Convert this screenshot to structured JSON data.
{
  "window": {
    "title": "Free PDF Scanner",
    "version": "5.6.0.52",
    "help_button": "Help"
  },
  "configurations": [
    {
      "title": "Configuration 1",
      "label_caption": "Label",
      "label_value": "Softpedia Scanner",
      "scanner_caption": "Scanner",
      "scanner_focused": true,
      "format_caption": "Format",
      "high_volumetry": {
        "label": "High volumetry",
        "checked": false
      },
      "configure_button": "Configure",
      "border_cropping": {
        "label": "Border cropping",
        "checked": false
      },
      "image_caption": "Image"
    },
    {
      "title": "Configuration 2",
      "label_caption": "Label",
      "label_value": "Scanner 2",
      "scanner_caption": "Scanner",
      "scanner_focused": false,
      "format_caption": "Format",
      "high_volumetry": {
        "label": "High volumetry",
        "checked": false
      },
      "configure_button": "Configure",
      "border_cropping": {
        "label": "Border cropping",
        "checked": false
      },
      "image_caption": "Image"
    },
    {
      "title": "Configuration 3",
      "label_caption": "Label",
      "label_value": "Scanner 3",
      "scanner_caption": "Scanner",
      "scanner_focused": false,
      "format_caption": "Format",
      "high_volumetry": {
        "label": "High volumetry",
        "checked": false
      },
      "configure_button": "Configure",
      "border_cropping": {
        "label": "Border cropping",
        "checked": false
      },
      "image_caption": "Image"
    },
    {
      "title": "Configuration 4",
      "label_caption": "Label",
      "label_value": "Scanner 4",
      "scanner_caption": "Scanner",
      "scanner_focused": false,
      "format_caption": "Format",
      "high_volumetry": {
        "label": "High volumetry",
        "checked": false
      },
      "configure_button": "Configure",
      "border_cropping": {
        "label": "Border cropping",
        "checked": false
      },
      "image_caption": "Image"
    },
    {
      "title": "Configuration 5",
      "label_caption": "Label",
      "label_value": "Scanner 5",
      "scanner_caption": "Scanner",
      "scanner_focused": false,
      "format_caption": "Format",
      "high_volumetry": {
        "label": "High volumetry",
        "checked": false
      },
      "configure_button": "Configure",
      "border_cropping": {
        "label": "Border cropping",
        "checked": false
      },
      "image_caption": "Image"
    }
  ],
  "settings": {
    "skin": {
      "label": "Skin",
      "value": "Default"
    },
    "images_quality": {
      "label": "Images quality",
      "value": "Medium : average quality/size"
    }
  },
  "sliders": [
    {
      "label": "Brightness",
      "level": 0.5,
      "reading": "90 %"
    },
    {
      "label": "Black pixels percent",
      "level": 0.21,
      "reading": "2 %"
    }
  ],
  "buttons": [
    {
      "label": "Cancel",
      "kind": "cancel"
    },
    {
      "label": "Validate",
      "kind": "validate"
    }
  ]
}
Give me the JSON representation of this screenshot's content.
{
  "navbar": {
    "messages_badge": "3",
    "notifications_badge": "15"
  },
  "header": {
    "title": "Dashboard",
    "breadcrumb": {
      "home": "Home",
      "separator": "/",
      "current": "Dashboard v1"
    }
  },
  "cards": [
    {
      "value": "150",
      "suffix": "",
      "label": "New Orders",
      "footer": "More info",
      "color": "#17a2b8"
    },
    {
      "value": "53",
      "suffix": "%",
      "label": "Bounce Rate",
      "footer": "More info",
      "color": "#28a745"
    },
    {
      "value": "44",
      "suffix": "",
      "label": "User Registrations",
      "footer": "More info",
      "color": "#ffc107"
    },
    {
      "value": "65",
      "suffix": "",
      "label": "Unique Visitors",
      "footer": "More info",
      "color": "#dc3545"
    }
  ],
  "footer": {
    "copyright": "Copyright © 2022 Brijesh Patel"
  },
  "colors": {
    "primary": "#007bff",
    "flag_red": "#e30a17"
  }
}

+ + + + + + +

Copy each line of the listing in which the word "Dashboard" can be found.

    "title": "Dashboard",
      "current": "Dashboard v1"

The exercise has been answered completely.